| PROBLEM |
Copy the data word for word, beginning at its first line and continuing through the line that contains "drug-name-cell: 安吉优 xyxy=(15,236,79,266)", with that line included.

——

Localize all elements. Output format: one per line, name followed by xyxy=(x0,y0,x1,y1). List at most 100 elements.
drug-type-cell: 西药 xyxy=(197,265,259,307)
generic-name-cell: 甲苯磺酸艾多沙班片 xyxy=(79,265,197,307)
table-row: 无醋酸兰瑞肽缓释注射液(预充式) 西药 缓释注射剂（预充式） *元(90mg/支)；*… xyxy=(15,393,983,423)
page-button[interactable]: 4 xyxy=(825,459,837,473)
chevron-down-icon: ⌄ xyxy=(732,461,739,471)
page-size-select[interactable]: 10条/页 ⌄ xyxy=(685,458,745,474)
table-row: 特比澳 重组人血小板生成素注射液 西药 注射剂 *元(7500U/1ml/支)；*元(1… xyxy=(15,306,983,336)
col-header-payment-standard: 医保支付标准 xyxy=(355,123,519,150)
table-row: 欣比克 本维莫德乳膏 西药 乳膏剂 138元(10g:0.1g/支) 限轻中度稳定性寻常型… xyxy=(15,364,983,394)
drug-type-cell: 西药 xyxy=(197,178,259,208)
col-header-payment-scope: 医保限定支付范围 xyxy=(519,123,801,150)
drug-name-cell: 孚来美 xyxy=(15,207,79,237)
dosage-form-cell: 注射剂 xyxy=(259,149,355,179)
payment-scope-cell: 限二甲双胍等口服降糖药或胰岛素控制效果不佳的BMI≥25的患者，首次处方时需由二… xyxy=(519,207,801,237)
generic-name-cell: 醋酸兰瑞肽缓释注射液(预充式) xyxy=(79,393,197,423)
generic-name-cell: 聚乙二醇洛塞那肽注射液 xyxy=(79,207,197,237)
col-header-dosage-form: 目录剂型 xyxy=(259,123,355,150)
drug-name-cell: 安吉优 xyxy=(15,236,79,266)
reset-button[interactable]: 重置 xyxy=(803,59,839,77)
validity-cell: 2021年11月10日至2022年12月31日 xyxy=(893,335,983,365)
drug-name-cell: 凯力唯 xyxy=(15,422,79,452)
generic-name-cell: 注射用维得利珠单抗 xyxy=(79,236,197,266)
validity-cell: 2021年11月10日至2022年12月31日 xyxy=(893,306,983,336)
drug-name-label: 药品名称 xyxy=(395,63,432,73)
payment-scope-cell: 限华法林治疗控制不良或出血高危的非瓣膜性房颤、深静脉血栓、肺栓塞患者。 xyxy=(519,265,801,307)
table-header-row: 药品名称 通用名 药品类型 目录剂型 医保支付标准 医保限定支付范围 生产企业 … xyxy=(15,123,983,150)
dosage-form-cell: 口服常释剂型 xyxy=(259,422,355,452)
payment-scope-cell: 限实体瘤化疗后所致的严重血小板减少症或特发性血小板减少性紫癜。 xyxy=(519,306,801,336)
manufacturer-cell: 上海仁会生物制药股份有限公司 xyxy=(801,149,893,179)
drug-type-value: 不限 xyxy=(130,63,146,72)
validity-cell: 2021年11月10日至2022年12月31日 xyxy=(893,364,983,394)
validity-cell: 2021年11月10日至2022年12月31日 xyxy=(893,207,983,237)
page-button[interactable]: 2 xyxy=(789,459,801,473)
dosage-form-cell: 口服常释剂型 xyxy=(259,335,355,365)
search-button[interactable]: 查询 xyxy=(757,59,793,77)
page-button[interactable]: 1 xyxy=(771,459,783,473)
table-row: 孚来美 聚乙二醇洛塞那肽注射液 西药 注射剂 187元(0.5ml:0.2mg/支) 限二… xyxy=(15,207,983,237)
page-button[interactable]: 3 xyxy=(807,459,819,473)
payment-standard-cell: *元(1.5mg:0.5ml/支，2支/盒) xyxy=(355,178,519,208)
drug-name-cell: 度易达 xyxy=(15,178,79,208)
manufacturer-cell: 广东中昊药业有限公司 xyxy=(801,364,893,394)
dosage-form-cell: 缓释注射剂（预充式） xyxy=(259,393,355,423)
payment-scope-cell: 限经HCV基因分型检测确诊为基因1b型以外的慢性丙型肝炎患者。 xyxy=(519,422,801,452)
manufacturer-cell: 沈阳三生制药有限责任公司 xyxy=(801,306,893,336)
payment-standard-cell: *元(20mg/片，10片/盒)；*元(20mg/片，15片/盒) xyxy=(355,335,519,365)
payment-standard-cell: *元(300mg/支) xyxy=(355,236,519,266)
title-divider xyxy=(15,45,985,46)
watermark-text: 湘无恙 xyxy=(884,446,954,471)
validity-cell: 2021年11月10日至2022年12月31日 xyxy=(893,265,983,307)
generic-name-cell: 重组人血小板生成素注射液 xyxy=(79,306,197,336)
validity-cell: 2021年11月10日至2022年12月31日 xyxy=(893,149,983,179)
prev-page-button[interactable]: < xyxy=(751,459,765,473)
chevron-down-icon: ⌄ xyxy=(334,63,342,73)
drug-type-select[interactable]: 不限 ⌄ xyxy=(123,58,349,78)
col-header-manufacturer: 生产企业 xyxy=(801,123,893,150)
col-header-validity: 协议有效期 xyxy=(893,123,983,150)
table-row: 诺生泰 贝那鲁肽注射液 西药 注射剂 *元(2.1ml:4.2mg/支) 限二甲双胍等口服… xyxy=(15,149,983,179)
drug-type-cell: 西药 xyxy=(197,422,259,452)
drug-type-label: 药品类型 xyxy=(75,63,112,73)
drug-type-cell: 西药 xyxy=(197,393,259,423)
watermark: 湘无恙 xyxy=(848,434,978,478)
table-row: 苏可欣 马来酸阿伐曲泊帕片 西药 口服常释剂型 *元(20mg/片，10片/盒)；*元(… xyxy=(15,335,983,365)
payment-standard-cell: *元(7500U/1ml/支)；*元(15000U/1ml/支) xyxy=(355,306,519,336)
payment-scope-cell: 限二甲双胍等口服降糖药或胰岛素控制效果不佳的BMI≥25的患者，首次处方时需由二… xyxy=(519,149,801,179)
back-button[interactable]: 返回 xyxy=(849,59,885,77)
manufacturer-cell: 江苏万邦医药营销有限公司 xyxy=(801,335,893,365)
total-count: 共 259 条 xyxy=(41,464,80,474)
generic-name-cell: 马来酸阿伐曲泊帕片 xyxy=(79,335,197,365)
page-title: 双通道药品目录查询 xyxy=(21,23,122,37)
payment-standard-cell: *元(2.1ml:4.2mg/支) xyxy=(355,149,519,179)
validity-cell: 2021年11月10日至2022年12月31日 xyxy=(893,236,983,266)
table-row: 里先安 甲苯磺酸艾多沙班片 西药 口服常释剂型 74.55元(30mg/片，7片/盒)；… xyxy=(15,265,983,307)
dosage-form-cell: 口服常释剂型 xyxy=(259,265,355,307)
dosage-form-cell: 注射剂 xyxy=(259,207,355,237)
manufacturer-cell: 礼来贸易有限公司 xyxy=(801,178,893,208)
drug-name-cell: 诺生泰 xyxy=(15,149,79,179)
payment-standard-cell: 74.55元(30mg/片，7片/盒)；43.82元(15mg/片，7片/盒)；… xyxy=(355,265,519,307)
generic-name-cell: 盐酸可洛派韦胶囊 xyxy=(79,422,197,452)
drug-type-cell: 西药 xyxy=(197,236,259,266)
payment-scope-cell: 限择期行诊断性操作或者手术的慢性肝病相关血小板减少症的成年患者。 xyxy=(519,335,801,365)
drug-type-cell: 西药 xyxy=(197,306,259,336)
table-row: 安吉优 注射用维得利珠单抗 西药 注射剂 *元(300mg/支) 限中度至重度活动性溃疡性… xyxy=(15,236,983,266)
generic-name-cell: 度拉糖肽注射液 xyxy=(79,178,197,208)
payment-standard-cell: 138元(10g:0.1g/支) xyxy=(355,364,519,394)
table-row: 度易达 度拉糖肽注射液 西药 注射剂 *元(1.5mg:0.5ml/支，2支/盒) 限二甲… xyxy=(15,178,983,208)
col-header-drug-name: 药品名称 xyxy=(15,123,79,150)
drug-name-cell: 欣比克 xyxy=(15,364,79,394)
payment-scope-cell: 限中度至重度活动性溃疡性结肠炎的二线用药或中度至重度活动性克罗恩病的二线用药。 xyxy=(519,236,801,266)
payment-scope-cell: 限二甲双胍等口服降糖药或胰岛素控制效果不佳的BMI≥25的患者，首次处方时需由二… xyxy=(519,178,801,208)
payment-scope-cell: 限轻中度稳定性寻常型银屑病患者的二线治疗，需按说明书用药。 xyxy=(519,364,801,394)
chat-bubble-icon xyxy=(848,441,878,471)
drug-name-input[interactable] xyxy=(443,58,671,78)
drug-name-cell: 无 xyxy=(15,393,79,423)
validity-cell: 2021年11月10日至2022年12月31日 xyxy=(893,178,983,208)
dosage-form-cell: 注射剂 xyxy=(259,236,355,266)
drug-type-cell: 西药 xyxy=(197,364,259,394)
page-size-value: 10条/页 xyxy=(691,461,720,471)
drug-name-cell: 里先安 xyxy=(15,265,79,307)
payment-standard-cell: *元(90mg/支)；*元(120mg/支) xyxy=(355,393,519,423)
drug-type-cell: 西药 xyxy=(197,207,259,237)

——

| COMPLETE ANSWER |
Localize all elements. Output format: one per line, name followed by xyxy=(x0,y0,x1,y1). List at most 100 elements.
drug-type-cell: 西药 xyxy=(197,265,259,307)
generic-name-cell: 甲苯磺酸艾多沙班片 xyxy=(79,265,197,307)
table-row: 无醋酸兰瑞肽缓释注射液(预充式) 西药 缓释注射剂（预充式） *元(90mg/支)；*… xyxy=(15,393,983,423)
page-button[interactable]: 4 xyxy=(825,459,837,473)
chevron-down-icon: ⌄ xyxy=(732,461,739,471)
page-size-select[interactable]: 10条/页 ⌄ xyxy=(685,458,745,474)
table-row: 特比澳 重组人血小板生成素注射液 西药 注射剂 *元(7500U/1ml/支)；*元(1… xyxy=(15,306,983,336)
col-header-payment-standard: 医保支付标准 xyxy=(355,123,519,150)
table-row: 欣比克 本维莫德乳膏 西药 乳膏剂 138元(10g:0.1g/支) 限轻中度稳定性寻常型… xyxy=(15,364,983,394)
drug-type-cell: 西药 xyxy=(197,178,259,208)
col-header-payment-scope: 医保限定支付范围 xyxy=(519,123,801,150)
drug-name-cell: 孚来美 xyxy=(15,207,79,237)
dosage-form-cell: 注射剂 xyxy=(259,149,355,179)
payment-scope-cell: 限二甲双胍等口服降糖药或胰岛素控制效果不佳的BMI≥25的患者，首次处方时需由二… xyxy=(519,207,801,237)
generic-name-cell: 醋酸兰瑞肽缓释注射液(预充式) xyxy=(79,393,197,423)
generic-name-cell: 聚乙二醇洛塞那肽注射液 xyxy=(79,207,197,237)
col-header-dosage-form: 目录剂型 xyxy=(259,123,355,150)
drug-name-cell: 安吉优 xyxy=(15,236,79,266)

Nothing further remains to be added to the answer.